Given exercise: Omit the pictures and output every entry below exactly as written.
─── Stored data
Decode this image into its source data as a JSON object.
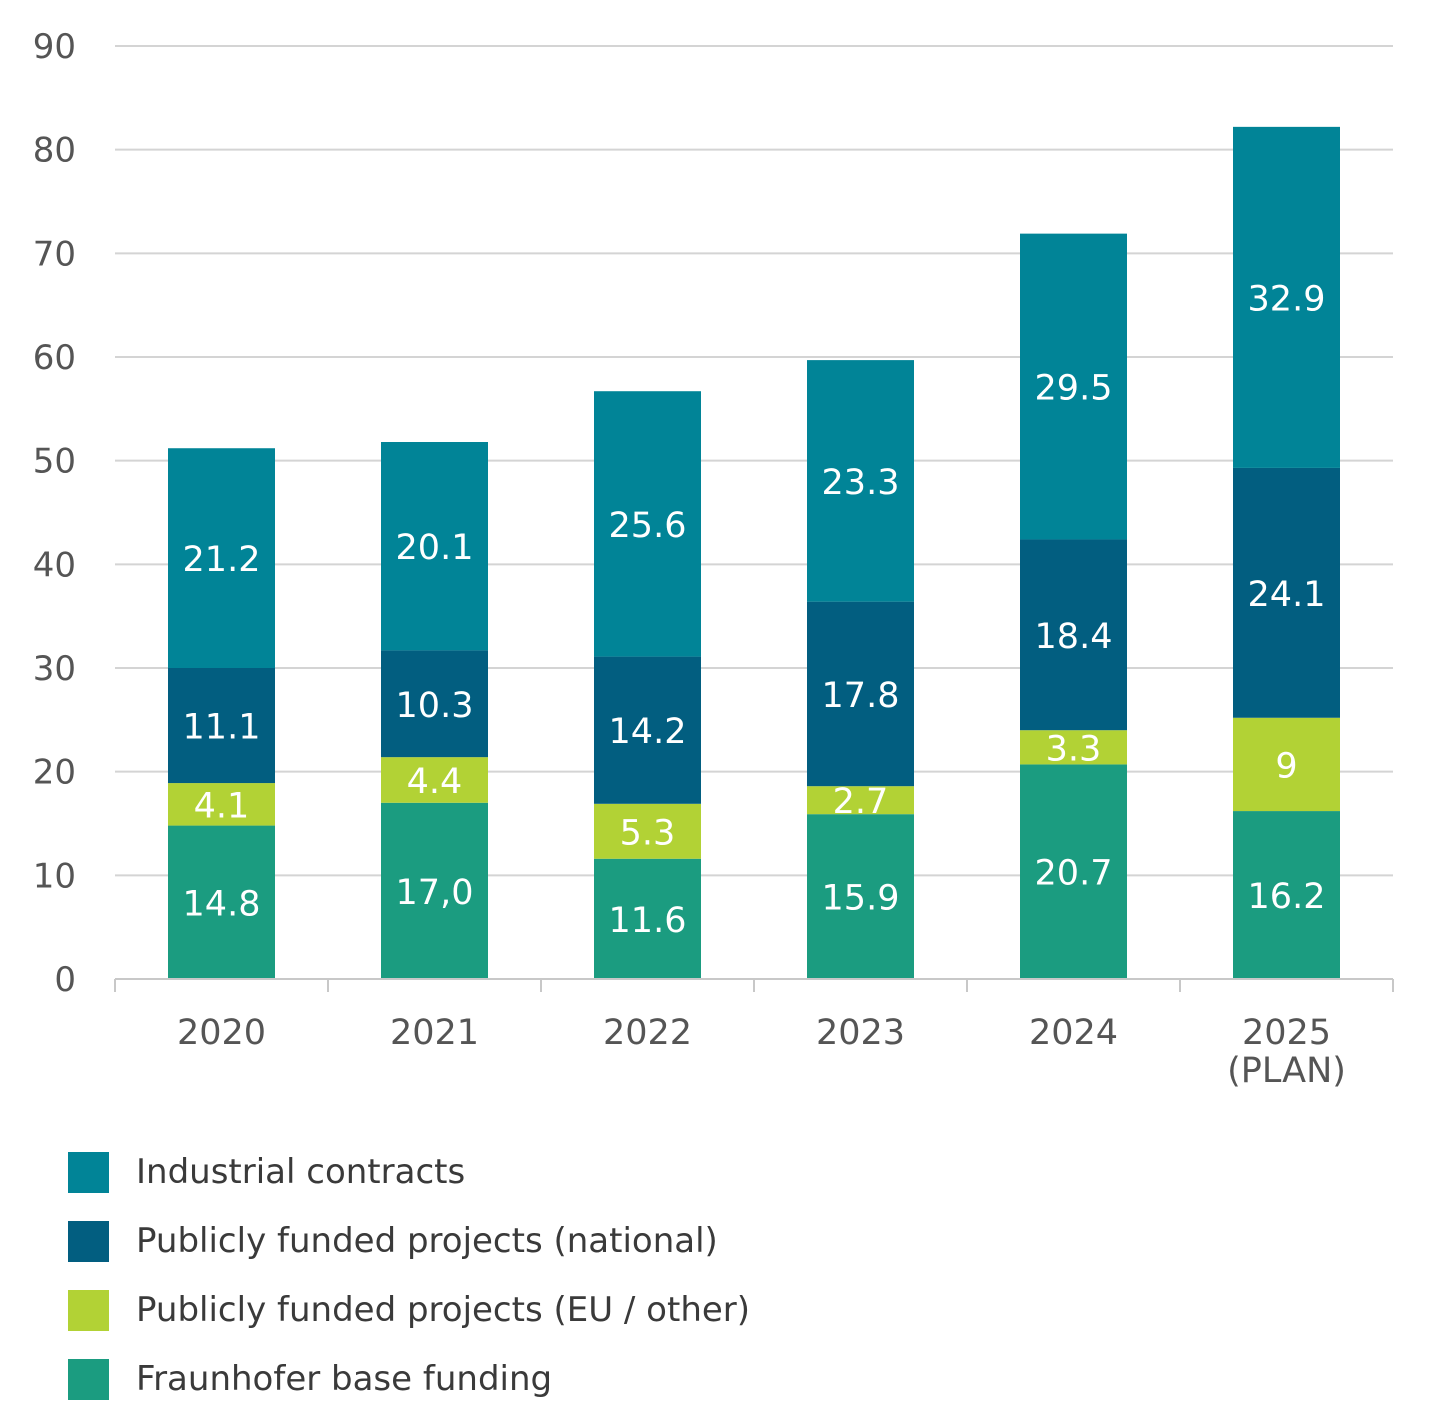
{
  "chart_data": {
    "type": "bar",
    "stacked": true,
    "title": "",
    "xlabel": "",
    "ylabel": "",
    "ylim": [
      0,
      90
    ],
    "yticks": [
      "0",
      "10",
      "20",
      "30",
      "40",
      "50",
      "60",
      "70",
      "80",
      "90"
    ],
    "grid": true,
    "legend_position": "bottom-left",
    "categories": [
      [
        "2020"
      ],
      [
        "2021"
      ],
      [
        "2022"
      ],
      [
        "2023"
      ],
      [
        "2024"
      ],
      [
        "2025",
        "(PLAN)"
      ]
    ],
    "series": [
      {
        "name": "Fraunhofer base funding",
        "color": "#1b9c80",
        "values": [
          14.8,
          17.0,
          11.6,
          15.9,
          20.7,
          16.2
        ],
        "labels": [
          "14.8",
          "17,0",
          "11.6",
          "15.9",
          "20.7",
          "16.2"
        ]
      },
      {
        "name": "Publicly funded projects (EU / other)",
        "color": "#b2d235",
        "values": [
          4.1,
          4.4,
          5.3,
          2.7,
          3.3,
          9
        ],
        "labels": [
          "4.1",
          "4.4",
          "5.3",
          "2.7",
          "3.3",
          "9"
        ]
      },
      {
        "name": "Publicly funded projects (national)",
        "color": "#025e80",
        "values": [
          11.1,
          10.3,
          14.2,
          17.8,
          18.4,
          24.1
        ],
        "labels": [
          "11.1",
          "10.3",
          "14.2",
          "17.8",
          "18.4",
          "24.1"
        ]
      },
      {
        "name": "Industrial contracts",
        "color": "#018497",
        "values": [
          21.2,
          20.1,
          25.6,
          23.3,
          29.5,
          32.9
        ],
        "labels": [
          "21.2",
          "20.1",
          "25.6",
          "23.3",
          "29.5",
          "32.9"
        ]
      }
    ],
    "legend": [
      {
        "name": "Industrial contracts",
        "color": "#018497"
      },
      {
        "name": "Publicly funded projects (national)",
        "color": "#025e80"
      },
      {
        "name": "Publicly funded projects (EU / other)",
        "color": "#b2d235"
      },
      {
        "name": "Fraunhofer base funding",
        "color": "#1b9c80"
      }
    ]
  }
}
──────
Output:
Decode this image into its source data as a JSON object.
{
  "chart_data": {
    "type": "bar",
    "stacked": true,
    "title": "",
    "xlabel": "",
    "ylabel": "",
    "ylim": [
      0,
      90
    ],
    "yticks": [
      "0",
      "10",
      "20",
      "30",
      "40",
      "50",
      "60",
      "70",
      "80",
      "90"
    ],
    "grid": true,
    "legend_position": "bottom-left",
    "categories": [
      [
        "2020"
      ],
      [
        "2021"
      ],
      [
        "2022"
      ],
      [
        "2023"
      ],
      [
        "2024"
      ],
      [
        "2025",
        "(PLAN)"
      ]
    ],
    "series": [
      {
        "name": "Fraunhofer base funding",
        "color": "#1b9c80",
        "values": [
          14.8,
          17.0,
          11.6,
          15.9,
          20.7,
          16.2
        ],
        "labels": [
          "14.8",
          "17,0",
          "11.6",
          "15.9",
          "20.7",
          "16.2"
        ]
      },
      {
        "name": "Publicly funded projects (EU / other)",
        "color": "#b2d235",
        "values": [
          4.1,
          4.4,
          5.3,
          2.7,
          3.3,
          9
        ],
        "labels": [
          "4.1",
          "4.4",
          "5.3",
          "2.7",
          "3.3",
          "9"
        ]
      },
      {
        "name": "Publicly funded projects (national)",
        "color": "#025e80",
        "values": [
          11.1,
          10.3,
          14.2,
          17.8,
          18.4,
          24.1
        ],
        "labels": [
          "11.1",
          "10.3",
          "14.2",
          "17.8",
          "18.4",
          "24.1"
        ]
      },
      {
        "name": "Industrial contracts",
        "color": "#018497",
        "values": [
          21.2,
          20.1,
          25.6,
          23.3,
          29.5,
          32.9
        ],
        "labels": [
          "21.2",
          "20.1",
          "25.6",
          "23.3",
          "29.5",
          "32.9"
        ]
      }
    ],
    "legend": [
      {
        "name": "Industrial contracts",
        "color": "#018497"
      },
      {
        "name": "Publicly funded projects (national)",
        "color": "#025e80"
      },
      {
        "name": "Publicly funded projects (EU / other)",
        "color": "#b2d235"
      },
      {
        "name": "Fraunhofer base funding",
        "color": "#1b9c80"
      }
    ]
  }
}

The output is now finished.